# The exercise
Extract all data as written.

################

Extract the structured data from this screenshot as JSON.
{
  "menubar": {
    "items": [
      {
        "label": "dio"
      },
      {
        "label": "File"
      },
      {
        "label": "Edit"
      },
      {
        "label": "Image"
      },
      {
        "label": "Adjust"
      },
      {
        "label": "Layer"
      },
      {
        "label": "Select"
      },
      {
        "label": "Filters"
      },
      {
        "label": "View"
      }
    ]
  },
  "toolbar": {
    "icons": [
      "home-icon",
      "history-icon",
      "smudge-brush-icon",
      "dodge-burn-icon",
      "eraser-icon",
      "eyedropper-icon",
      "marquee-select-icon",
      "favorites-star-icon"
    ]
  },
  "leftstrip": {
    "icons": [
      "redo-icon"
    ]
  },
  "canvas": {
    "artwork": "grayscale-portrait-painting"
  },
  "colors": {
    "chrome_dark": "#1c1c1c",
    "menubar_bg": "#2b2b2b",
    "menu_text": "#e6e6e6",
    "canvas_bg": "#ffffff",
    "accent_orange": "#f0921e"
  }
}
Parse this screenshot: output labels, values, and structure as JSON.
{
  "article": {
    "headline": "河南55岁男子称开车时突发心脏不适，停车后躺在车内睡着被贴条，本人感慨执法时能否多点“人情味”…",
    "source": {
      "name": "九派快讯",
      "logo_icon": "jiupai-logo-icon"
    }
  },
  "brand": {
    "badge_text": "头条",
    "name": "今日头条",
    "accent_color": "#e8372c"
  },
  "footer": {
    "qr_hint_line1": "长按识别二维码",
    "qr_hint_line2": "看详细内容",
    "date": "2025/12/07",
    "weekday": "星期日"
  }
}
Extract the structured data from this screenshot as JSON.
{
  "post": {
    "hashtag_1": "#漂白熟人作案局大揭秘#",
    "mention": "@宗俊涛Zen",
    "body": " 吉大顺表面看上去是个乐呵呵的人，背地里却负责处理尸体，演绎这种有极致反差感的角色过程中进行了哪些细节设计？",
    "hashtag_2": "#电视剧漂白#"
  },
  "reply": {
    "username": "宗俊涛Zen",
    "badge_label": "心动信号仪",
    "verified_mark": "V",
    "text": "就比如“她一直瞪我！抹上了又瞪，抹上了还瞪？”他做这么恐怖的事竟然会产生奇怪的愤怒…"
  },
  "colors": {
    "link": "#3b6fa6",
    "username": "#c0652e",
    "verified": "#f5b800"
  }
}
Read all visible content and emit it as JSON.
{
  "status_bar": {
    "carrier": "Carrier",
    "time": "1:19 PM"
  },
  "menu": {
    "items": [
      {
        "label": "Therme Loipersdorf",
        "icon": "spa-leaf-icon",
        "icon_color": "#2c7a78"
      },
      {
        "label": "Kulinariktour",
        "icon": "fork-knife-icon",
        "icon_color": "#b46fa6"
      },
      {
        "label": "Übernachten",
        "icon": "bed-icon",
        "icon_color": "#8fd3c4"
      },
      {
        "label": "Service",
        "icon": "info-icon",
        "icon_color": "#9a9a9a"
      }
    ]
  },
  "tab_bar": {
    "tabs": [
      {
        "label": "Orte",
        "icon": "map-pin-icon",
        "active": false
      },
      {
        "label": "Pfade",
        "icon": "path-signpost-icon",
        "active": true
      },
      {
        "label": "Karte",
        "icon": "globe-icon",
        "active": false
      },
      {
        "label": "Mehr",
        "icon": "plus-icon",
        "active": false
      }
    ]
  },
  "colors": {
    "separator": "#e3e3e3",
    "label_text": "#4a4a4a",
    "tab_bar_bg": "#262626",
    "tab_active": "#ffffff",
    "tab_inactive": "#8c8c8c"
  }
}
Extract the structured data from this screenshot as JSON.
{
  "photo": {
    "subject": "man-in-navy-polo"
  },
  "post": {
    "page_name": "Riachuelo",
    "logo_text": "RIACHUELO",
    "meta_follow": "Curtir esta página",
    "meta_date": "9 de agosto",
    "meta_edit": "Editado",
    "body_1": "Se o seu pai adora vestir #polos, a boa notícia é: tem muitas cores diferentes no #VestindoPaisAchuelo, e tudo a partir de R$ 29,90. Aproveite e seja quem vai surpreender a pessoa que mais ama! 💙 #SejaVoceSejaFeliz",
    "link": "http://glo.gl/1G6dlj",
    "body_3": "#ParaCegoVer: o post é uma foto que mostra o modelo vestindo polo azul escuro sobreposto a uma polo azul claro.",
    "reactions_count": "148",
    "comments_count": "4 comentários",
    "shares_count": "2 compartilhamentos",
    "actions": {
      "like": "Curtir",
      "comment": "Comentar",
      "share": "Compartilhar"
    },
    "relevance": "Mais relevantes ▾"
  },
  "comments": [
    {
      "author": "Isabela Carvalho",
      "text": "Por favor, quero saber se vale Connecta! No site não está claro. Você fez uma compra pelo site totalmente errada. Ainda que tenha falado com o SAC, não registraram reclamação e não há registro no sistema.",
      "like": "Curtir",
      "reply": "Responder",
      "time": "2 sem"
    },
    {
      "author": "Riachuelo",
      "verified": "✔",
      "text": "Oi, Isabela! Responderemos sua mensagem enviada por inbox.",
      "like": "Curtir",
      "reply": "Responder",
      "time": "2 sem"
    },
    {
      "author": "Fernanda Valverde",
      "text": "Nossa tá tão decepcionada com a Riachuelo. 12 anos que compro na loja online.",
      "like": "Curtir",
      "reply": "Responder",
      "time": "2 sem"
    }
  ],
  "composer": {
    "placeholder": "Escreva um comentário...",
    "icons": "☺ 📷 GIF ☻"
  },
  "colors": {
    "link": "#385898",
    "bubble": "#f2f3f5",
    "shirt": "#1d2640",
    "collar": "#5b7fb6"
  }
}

################

# Exercise response
Extract the structured data from this screenshot as JSON.
{
  "menubar": {
    "items": [
      {
        "label": "dio"
      },
      {
        "label": "File"
      },
      {
        "label": "Edit"
      },
      {
        "label": "Image"
      },
      {
        "label": "Adjust"
      },
      {
        "label": "Layer"
      },
      {
        "label": "Select"
      },
      {
        "label": "Filters"
      },
      {
        "label": "View"
      }
    ]
  },
  "toolbar": {
    "icons": [
      "home-icon",
      "history-icon",
      "smudge-brush-icon",
      "dodge-burn-icon",
      "eraser-icon",
      "eyedropper-icon",
      "marquee-select-icon",
      "favorites-star-icon"
    ]
  },
  "leftstrip": {
    "icons": [
      "redo-icon"
    ]
  },
  "canvas": {
    "artwork": "grayscale-portrait-painting"
  },
  "colors": {
    "chrome_dark": "#1c1c1c",
    "menubar_bg": "#2b2b2b",
    "menu_text": "#e6e6e6",
    "canvas_bg": "#ffffff",
    "accent_orange": "#f0921e"
  }
}
Parse this screenshot: output labels, values, and structure as JSON.
{
  "article": {
    "headline": "河南55岁男子称开车时突发心脏不适，停车后躺在车内睡着被贴条，本人感慨执法时能否多点“人情味”…",
    "source": {
      "name": "九派快讯",
      "logo_icon": "jiupai-logo-icon"
    }
  },
  "brand": {
    "badge_text": "头条",
    "name": "今日头条",
    "accent_color": "#e8372c"
  },
  "footer": {
    "qr_hint_line1": "长按识别二维码",
    "qr_hint_line2": "看详细内容",
    "date": "2025/12/07",
    "weekday": "星期日"
  }
}
Extract the structured data from this screenshot as JSON.
{
  "post": {
    "hashtag_1": "#漂白熟人作案局大揭秘#",
    "mention": "@宗俊涛Zen",
    "body": " 吉大顺表面看上去是个乐呵呵的人，背地里却负责处理尸体，演绎这种有极致反差感的角色过程中进行了哪些细节设计？",
    "hashtag_2": "#电视剧漂白#"
  },
  "reply": {
    "username": "宗俊涛Zen",
    "badge_label": "心动信号仪",
    "verified_mark": "V",
    "text": "就比如“她一直瞪我！抹上了又瞪，抹上了还瞪？”他做这么恐怖的事竟然会产生奇怪的愤怒…"
  },
  "colors": {
    "link": "#3b6fa6",
    "username": "#c0652e",
    "verified": "#f5b800"
  }
}
Read all visible content and emit it as JSON.
{
  "status_bar": {
    "carrier": "Carrier",
    "time": "1:19 PM"
  },
  "menu": {
    "items": [
      {
        "label": "Therme Loipersdorf",
        "icon": "spa-leaf-icon",
        "icon_color": "#2c7a78"
      },
      {
        "label": "Kulinariktour",
        "icon": "fork-knife-icon",
        "icon_color": "#b46fa6"
      },
      {
        "label": "Übernachten",
        "icon": "bed-icon",
        "icon_color": "#8fd3c4"
      },
      {
        "label": "Service",
        "icon": "info-icon",
        "icon_color": "#9a9a9a"
      }
    ]
  },
  "tab_bar": {
    "tabs": [
      {
        "label": "Orte",
        "icon": "map-pin-icon",
        "active": false
      },
      {
        "label": "Pfade",
        "icon": "path-signpost-icon",
        "active": true
      },
      {
        "label": "Karte",
        "icon": "globe-icon",
        "active": false
      },
      {
        "label": "Mehr",
        "icon": "plus-icon",
        "active": false
      }
    ]
  },
  "colors": {
    "separator": "#e3e3e3",
    "label_text": "#4a4a4a",
    "tab_bar_bg": "#262626",
    "tab_active": "#ffffff",
    "tab_inactive": "#8c8c8c"
  }
}
Extract the structured data from this screenshot as JSON.
{
  "photo": {
    "subject": "man-in-navy-polo"
  },
  "post": {
    "page_name": "Riachuelo",
    "logo_text": "RIACHUELO",
    "meta_follow": "Curtir esta página",
    "meta_date": "9 de agosto",
    "meta_edit": "Editado",
    "body_1": "Se o seu pai adora vestir #polos, a boa notícia é: tem muitas cores diferentes no #VestindoPaisAchuelo, e tudo a partir de R$ 29,90. Aproveite e seja quem vai surpreender a pessoa que mais ama! 💙 #SejaVoceSejaFeliz",
    "link": "http://glo.gl/1G6dlj",
    "body_3": "#ParaCegoVer: o post é uma foto que mostra o modelo vestindo polo azul escuro sobreposto a uma polo azul claro.",
    "reactions_count": "148",
    "comments_count": "4 comentários",
    "shares_count": "2 compartilhamentos",
    "actions": {
      "like": "Curtir",
      "comment": "Comentar",
      "share": "Compartilhar"
    },
    "relevance": "Mais relevantes ▾"
  },
  "comments": [
    {
      "author": "Isabela Carvalho",
      "text": "Por favor, quero saber se vale Connecta! No site não está claro. Você fez uma compra pelo site totalmente errada. Ainda que tenha falado com o SAC, não registraram reclamação e não há registro no sistema.",
      "like": "Curtir",
      "reply": "Responder",
      "time": "2 sem"
    },
    {
      "author": "Riachuelo",
      "verified": "✔",
      "text": "Oi, Isabela! Responderemos sua mensagem enviada por inbox.",
      "like": "Curtir",
      "reply": "Responder",
      "time": "2 sem"
    },
    {
      "author": "Fernanda Valverde",
      "text": "Nossa tá tão decepcionada com a Riachuelo. 12 anos que compro na loja online.",
      "like": "Curtir",
      "reply": "Responder",
      "time": "2 sem"
    }
  ],
  "composer": {
    "placeholder": "Escreva um comentário...",
    "icons": "☺ 📷 GIF ☻"
  },
  "colors": {
    "link": "#385898",
    "bubble": "#f2f3f5",
    "shirt": "#1d2640",
    "collar": "#5b7fb6"
  }
}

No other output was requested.